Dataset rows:

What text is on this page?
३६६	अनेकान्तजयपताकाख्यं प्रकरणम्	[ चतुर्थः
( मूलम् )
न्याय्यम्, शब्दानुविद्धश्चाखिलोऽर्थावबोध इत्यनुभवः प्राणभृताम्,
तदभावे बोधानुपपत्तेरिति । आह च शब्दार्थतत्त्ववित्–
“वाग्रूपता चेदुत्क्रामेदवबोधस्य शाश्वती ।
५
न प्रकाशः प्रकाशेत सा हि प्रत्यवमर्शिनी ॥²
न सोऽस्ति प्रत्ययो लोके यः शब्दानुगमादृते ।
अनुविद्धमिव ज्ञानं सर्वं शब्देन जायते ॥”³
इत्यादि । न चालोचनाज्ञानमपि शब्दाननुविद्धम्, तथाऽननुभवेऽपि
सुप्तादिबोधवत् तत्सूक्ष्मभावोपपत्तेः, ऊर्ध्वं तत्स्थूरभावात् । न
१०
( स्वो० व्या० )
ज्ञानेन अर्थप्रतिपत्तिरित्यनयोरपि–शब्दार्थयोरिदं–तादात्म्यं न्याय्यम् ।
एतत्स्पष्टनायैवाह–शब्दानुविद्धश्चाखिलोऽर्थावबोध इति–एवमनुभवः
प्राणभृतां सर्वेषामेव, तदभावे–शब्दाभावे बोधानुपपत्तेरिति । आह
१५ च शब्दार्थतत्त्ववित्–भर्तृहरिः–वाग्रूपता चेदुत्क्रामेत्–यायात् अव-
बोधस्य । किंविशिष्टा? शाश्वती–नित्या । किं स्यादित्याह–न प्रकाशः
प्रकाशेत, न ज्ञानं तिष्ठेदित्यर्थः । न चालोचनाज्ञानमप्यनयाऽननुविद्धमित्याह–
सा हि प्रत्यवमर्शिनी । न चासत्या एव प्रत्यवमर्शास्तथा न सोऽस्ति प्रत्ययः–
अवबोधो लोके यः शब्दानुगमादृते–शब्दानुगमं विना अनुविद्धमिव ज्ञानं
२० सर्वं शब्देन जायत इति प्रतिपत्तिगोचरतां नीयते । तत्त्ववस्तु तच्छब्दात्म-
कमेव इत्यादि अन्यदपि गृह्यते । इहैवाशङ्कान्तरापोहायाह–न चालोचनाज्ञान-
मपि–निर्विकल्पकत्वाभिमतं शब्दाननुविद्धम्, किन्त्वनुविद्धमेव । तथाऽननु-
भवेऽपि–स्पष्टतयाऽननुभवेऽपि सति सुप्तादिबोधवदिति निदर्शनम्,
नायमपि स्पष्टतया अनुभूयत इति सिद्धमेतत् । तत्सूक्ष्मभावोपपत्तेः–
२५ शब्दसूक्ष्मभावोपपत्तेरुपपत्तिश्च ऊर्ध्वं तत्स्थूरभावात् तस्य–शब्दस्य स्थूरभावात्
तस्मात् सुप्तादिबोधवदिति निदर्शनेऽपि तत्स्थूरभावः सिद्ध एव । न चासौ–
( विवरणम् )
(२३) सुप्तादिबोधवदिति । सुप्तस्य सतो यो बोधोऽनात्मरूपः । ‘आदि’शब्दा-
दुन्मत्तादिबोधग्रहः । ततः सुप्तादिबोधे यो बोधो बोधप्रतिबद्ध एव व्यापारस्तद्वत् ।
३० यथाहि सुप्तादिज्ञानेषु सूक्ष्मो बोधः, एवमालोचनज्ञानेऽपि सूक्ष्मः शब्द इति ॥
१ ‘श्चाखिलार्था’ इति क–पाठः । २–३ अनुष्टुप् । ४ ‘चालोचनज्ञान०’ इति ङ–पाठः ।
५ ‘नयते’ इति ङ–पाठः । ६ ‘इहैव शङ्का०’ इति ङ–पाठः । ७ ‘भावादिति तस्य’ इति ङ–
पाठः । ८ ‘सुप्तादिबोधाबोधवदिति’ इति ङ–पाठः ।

**TASK:**
Find the string "यवमर" in the listing and return every line that holds it.

**OUTPUT OF THE EXERCISE:**
न प्रकाशः प्रकाशेत सा हि प्रत्यवमर्शिनी ॥²
सा हि प्रत्यवमर्शिनी । न चासत्या एव प्रत्यवमर्शास्तथा न सोऽस्ति प्रत्ययः–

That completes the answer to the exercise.